SOURCE TEXT ::
Begin
Nuclear Energy and Waste



DOE-NE-Nuclear Energy

DEvelopment of COupled Models and their VALidation Against EXperiments in Nuclear Waste Isolation

The DECOVALEX Project is a unique international research collaboration for advancing the understanding and mathematical modeling of coupled thermo-hydro-mechanical (THM) and thermo-hydro-chemical (THC) processes in geological systems. DECOVALEX is an acronym for “Development of Coupled Models and their Validation against Experiments.” Starting in 1992, the project has made important progress and played a key role in the development of numerical modeling of coupled processes in fractured rocks and buffer/backfill materials. The project has been conducted by research teams supported by a large number of radioactive-waste-management organizations and regulatory authorities, including those of Canada, China, Finland, France, Japan, Germany, Spain, Sweden, UK, South Korea, Czech Republic, and the USA. Through this project, in-depth knowledge has been gained of coupled THM and THMC processes associated with nuclear waste repositories, as well as numerical simulation models for their quantitative analysis. The knowledge accumulated from this project, in the form of a large number of research reports and international journal and conference papers in the open literature, has been applied effectively in the implementation and review of national radioactive-waste-management programs in the participating countries.
End
STATED TASK 1 :: Decide whether each statement agrees with the DECOVALEX passage, answering yes or no and quoting the words that decide it: (a) The project started in 1992. (b) Australia is among the countries whose organizations supported the research teams. (c) The knowledge from the project exists only in unpublished internal reports.
The DECOVALEX passage and the records have no connection to each other.

(Dataset entries)
Begin
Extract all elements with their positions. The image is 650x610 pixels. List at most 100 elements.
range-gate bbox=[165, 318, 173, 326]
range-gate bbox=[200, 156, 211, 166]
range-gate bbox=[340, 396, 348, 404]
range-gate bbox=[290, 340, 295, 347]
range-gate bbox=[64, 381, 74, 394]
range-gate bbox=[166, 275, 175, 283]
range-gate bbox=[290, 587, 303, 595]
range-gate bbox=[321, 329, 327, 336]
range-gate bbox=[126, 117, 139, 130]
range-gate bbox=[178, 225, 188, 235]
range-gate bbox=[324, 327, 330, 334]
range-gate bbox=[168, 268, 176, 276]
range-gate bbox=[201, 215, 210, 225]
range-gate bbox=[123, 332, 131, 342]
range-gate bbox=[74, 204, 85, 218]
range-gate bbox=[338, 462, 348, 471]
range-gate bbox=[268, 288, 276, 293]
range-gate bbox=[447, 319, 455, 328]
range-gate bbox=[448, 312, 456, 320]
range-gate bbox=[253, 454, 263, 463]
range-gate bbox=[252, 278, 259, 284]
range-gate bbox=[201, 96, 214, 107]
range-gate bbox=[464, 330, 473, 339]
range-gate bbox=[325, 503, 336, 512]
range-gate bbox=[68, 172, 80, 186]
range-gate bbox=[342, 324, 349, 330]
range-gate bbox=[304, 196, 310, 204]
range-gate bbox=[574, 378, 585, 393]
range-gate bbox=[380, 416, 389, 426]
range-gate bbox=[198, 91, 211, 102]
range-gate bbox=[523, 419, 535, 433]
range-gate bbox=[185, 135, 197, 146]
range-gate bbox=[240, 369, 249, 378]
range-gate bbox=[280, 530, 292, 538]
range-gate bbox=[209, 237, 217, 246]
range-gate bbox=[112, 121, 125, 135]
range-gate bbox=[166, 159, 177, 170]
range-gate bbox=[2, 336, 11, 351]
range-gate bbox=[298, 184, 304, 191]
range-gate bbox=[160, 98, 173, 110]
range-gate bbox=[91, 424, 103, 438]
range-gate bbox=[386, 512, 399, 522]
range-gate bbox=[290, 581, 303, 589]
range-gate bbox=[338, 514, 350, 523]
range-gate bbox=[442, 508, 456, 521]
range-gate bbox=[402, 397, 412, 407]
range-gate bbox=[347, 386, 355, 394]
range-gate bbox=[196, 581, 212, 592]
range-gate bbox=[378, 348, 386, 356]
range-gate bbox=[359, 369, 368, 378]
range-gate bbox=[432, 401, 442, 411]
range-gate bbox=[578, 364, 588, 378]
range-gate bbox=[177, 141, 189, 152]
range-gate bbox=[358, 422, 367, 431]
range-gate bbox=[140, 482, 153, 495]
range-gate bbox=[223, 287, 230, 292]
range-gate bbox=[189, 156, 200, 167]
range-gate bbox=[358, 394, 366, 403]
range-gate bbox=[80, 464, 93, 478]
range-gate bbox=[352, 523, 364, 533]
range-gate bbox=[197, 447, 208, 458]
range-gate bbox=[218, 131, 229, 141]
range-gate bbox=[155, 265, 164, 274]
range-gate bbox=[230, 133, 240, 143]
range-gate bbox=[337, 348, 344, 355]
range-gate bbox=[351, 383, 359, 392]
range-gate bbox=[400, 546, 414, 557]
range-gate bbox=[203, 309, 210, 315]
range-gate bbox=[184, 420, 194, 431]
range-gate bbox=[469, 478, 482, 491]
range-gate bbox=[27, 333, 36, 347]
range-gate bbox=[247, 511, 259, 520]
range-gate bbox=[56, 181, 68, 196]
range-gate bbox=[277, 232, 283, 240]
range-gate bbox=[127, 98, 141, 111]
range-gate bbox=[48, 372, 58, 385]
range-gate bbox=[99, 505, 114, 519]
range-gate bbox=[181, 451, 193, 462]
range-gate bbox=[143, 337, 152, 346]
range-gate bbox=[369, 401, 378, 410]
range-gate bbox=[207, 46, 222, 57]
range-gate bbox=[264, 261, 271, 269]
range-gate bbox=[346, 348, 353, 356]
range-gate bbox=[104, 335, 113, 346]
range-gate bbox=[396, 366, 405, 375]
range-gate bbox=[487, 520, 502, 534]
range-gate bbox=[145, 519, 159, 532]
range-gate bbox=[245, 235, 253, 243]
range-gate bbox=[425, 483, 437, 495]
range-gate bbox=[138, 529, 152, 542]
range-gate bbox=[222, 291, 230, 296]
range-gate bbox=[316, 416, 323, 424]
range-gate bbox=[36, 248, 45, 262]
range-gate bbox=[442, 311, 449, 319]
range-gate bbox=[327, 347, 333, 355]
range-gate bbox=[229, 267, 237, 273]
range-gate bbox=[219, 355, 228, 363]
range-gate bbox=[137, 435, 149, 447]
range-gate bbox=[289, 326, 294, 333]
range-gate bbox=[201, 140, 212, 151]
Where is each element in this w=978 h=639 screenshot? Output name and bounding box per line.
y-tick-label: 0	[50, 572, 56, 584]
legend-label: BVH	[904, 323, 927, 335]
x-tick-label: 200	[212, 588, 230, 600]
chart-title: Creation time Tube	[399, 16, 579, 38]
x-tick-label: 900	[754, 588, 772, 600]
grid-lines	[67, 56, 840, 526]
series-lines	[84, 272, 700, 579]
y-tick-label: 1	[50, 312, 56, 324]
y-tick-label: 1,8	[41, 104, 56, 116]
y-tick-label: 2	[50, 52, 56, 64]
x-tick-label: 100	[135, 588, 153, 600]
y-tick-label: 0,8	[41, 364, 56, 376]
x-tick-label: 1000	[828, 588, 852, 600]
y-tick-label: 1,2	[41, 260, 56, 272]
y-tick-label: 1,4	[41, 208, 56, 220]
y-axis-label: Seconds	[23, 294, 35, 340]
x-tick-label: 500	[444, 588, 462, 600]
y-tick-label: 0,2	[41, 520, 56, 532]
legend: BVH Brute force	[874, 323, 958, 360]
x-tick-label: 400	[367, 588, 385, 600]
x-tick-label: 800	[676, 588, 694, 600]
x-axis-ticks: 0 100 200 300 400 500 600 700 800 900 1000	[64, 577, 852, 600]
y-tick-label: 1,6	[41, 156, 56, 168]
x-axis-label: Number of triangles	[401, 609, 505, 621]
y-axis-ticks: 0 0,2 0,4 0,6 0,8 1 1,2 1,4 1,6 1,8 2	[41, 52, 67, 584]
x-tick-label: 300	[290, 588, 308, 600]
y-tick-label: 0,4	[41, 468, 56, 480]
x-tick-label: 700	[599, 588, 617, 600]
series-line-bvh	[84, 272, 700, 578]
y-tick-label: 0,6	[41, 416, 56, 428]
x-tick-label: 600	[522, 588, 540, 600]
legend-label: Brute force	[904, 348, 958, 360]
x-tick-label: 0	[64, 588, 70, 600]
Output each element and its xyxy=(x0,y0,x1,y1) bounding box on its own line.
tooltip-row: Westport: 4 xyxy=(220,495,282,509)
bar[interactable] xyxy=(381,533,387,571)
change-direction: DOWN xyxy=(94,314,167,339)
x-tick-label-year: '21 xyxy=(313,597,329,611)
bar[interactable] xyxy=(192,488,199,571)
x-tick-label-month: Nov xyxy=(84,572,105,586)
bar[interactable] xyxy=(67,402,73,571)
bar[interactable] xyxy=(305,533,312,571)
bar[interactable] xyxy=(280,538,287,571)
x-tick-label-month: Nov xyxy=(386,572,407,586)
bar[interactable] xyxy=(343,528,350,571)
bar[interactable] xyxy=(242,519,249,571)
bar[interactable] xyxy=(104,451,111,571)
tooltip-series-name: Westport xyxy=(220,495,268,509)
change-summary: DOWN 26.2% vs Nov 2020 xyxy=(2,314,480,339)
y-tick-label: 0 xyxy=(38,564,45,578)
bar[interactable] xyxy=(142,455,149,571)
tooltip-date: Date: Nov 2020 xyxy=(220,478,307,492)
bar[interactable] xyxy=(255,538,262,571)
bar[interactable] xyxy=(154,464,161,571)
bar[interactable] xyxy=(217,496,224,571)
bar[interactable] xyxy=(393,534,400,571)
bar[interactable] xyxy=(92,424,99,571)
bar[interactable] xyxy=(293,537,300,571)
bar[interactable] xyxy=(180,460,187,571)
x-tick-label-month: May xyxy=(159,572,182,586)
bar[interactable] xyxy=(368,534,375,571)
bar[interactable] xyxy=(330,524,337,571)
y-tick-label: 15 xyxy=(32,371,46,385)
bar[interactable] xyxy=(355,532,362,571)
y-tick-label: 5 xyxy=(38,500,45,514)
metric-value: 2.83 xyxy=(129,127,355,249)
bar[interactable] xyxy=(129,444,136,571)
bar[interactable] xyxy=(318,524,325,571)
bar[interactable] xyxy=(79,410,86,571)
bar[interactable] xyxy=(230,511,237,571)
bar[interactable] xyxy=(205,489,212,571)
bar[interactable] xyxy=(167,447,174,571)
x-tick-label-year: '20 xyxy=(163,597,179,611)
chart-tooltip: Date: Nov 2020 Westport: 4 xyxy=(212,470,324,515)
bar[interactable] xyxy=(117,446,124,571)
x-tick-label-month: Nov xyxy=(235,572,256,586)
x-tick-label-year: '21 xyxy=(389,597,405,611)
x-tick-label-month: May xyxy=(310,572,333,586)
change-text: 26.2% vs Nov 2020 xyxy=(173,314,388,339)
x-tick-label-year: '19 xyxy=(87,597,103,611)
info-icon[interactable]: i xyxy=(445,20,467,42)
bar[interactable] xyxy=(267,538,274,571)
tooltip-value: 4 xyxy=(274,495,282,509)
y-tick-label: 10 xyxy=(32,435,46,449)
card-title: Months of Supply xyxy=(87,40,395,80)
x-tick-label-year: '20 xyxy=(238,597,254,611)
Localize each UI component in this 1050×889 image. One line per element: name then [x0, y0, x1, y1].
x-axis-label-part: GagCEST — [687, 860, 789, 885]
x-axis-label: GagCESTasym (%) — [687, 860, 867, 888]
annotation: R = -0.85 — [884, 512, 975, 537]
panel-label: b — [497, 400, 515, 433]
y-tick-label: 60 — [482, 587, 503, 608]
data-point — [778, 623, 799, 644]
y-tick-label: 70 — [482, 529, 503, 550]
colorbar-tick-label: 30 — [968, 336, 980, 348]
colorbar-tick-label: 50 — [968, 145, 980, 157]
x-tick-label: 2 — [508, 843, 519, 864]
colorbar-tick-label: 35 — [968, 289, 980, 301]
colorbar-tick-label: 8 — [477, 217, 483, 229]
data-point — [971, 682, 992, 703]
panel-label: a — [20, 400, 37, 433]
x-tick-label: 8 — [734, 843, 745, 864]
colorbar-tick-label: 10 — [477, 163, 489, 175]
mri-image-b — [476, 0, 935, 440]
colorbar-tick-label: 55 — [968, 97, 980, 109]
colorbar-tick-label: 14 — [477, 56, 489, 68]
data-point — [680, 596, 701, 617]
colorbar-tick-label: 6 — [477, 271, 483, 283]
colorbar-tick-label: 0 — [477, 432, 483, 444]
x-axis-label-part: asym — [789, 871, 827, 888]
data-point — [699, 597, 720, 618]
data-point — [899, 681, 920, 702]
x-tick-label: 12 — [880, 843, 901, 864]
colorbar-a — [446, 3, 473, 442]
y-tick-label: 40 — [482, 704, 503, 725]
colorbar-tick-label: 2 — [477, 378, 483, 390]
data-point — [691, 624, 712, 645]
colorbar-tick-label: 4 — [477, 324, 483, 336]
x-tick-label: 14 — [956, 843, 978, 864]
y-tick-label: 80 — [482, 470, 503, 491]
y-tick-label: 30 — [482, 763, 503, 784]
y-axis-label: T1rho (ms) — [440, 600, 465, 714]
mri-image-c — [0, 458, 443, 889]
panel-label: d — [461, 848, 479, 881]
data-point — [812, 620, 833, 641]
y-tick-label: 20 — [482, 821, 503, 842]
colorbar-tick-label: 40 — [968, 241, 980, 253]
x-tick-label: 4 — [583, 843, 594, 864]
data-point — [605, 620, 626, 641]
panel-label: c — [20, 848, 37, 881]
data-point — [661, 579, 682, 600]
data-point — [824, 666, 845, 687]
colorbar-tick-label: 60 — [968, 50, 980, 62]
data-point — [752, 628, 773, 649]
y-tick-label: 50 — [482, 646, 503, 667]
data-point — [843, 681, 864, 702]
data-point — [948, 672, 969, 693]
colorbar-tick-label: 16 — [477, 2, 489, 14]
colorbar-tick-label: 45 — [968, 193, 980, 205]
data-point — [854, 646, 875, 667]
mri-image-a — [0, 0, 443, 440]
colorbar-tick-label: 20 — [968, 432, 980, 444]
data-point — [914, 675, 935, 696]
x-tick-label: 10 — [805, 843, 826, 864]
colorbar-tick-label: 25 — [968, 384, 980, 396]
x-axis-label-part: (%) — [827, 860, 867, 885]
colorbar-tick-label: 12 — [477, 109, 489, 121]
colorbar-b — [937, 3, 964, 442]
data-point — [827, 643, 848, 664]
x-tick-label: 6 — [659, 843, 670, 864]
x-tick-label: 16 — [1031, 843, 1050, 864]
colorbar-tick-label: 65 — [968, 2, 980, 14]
End
STATED TASK 2 :: Transcribe the records, beginning at their first line and stopping after the line that contains "range-gate bbox=[338, 462, 348, 471]", with both of those lines included.

EXERCISE RESULT 1 ::
(a) Yes: "Starting in 1992"
(b) No: "including those of Canada, China, Finland, France, Japan, Germany, Spain, Sweden, UK, South Korea, Czech Republic, and the USA"
(c) No: "in the form of a large number of research reports and international journal and conference papers in the open literature"

EXERCISE RESULT 2 ::
Extract all elements with their positions. The image is 650x610 pixels. List at most 100 elements.
range-gate bbox=[165, 318, 173, 326]
range-gate bbox=[200, 156, 211, 166]
range-gate bbox=[340, 396, 348, 404]
range-gate bbox=[290, 340, 295, 347]
range-gate bbox=[64, 381, 74, 394]
range-gate bbox=[166, 275, 175, 283]
range-gate bbox=[290, 587, 303, 595]
range-gate bbox=[321, 329, 327, 336]
range-gate bbox=[126, 117, 139, 130]
range-gate bbox=[178, 225, 188, 235]
range-gate bbox=[324, 327, 330, 334]
range-gate bbox=[168, 268, 176, 276]
range-gate bbox=[201, 215, 210, 225]
range-gate bbox=[123, 332, 131, 342]
range-gate bbox=[74, 204, 85, 218]
range-gate bbox=[338, 462, 348, 471]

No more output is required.